Copy out the listing that follows exactly, dropping every picture.

++++++++++++++++++++

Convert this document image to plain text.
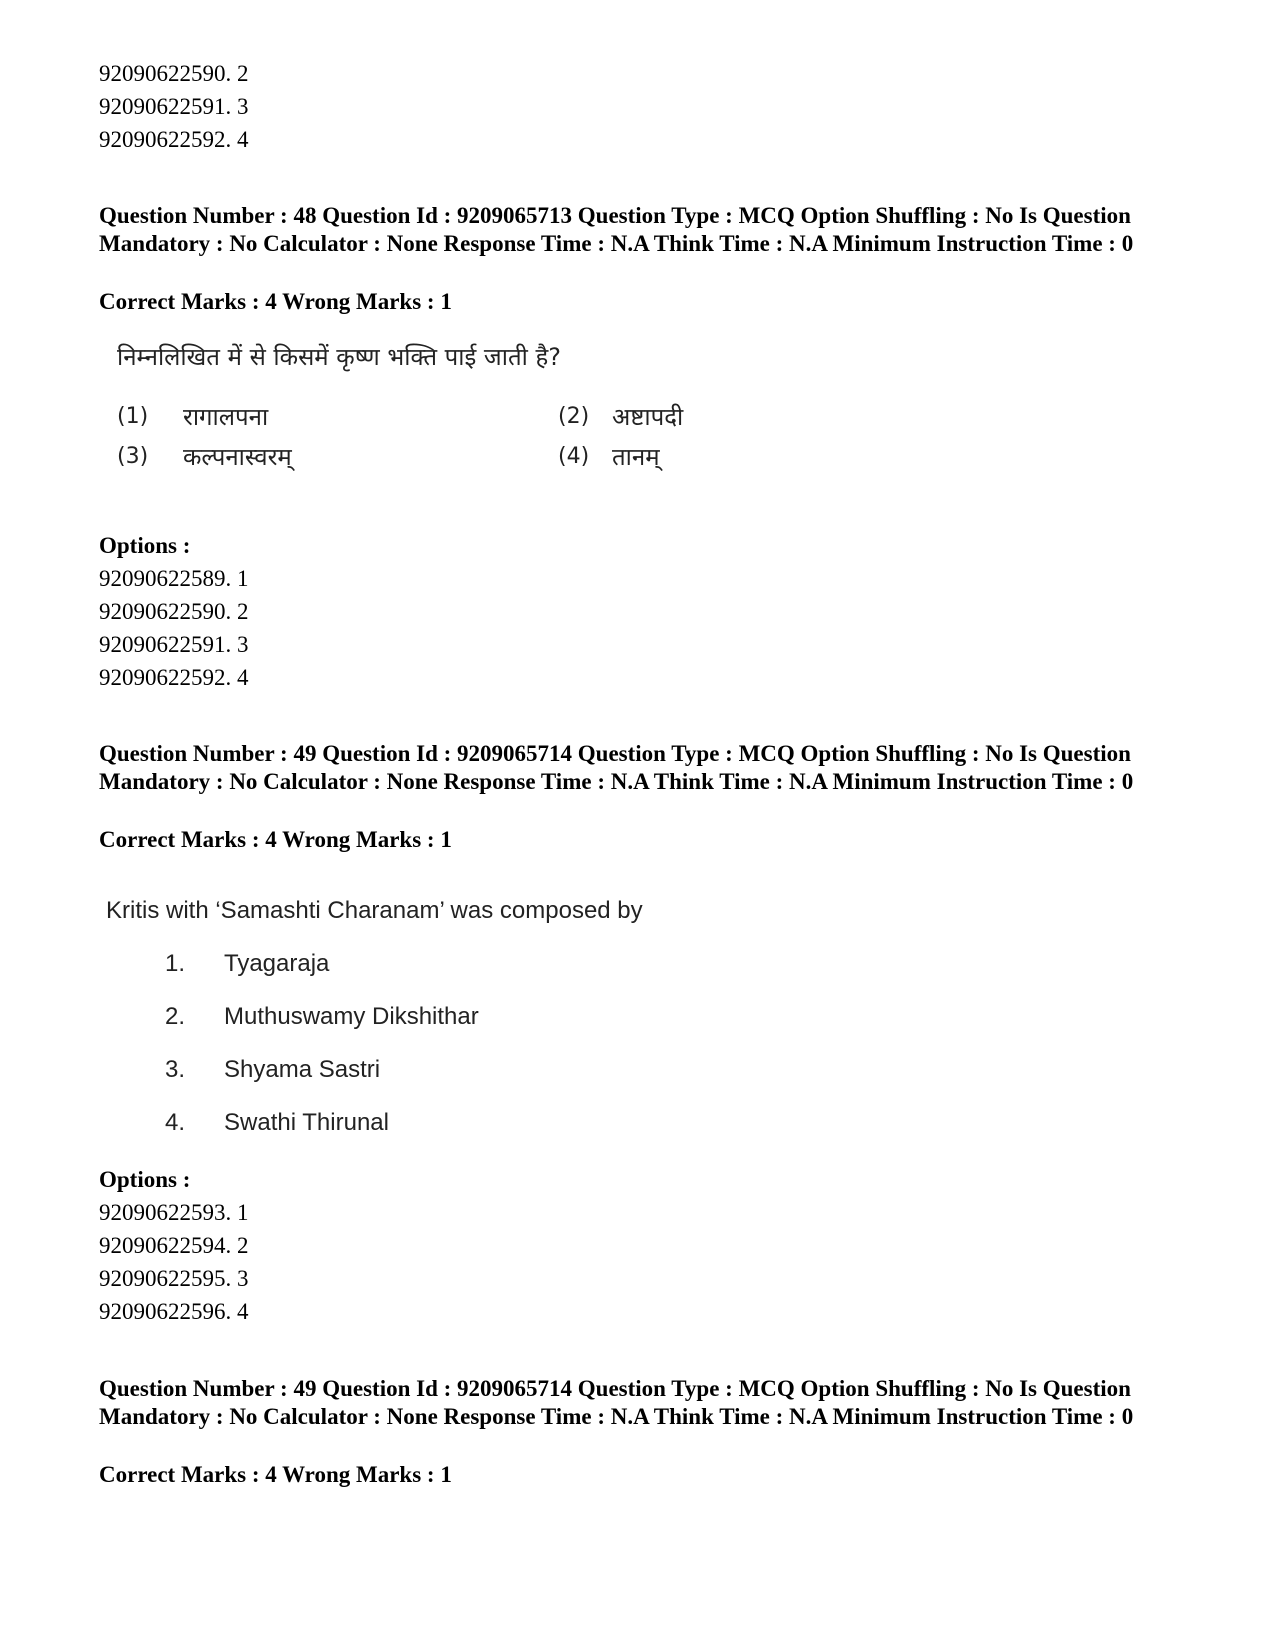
92090622590. 2
92090622591. 3
92090622592. 4
Question Number : 48 Question Id : 9209065713 Question Type : MCQ Option Shuffling : No Is Question Mandatory : No Calculator : None Response Time : N.A Think Time : N.A Minimum Instruction Time : 0
Correct Marks : 4 Wrong Marks : 1
निम्नलिखित में से किसमें कृष्ण भक्ति पाई जाती है?
(1) रागालपना	(2) अष्टापदी
(3) कल्पनास्वरम्	(4) तानम्
Options :
92090622589. 1
92090622590. 2
92090622591. 3
92090622592. 4
Question Number : 49 Question Id : 9209065714 Question Type : MCQ Option Shuffling : No Is Question Mandatory : No Calculator : None Response Time : N.A Think Time : N.A Minimum Instruction Time : 0
Correct Marks : 4 Wrong Marks : 1
Kritis with ‘Samashti Charanam’ was composed by
1. Tyagaraja
2. Muthuswamy Dikshithar
3. Shyama Sastri
4. Swathi Thirunal
Options :
92090622593. 1
92090622594. 2
92090622595. 3
92090622596. 4
Question Number : 49 Question Id : 9209065714 Question Type : MCQ Option Shuffling : No Is Question Mandatory : No Calculator : None Response Time : N.A Think Time : N.A Minimum Instruction Time : 0
Correct Marks : 4 Wrong Marks : 1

++++++++++++++++++++

Exercise response:
Convert this document image to plain text.
92090622590. 2
92090622591. 3
92090622592. 4
Question Number : 48 Question Id : 9209065713 Question Type : MCQ Option Shuffling : No Is Question Mandatory : No Calculator : None Response Time : N.A Think Time : N.A Minimum Instruction Time : 0
Correct Marks : 4 Wrong Marks : 1
निम्नलिखित में से किसमें कृष्ण भक्ति पाई जाती है?
(1) रागालपना	(2) अष्टापदी
(3) कल्पनास्वरम्	(4) तानम्
Options :
92090622589. 1
92090622590. 2
92090622591. 3
92090622592. 4
Question Number : 49 Question Id : 9209065714 Question Type : MCQ Option Shuffling : No Is Question Mandatory : No Calculator : None Response Time : N.A Think Time : N.A Minimum Instruction Time : 0
Correct Marks : 4 Wrong Marks : 1
Kritis with ‘Samashti Charanam’ was composed by
1. Tyagaraja
2. Muthuswamy Dikshithar
3. Shyama Sastri
4. Swathi Thirunal
Options :
92090622593. 1
92090622594. 2
92090622595. 3
92090622596. 4
Question Number : 49 Question Id : 9209065714 Question Type : MCQ Option Shuffling : No Is Question Mandatory : No Calculator : None Response Time : N.A Think Time : N.A Minimum Instruction Time : 0
Correct Marks : 4 Wrong Marks : 1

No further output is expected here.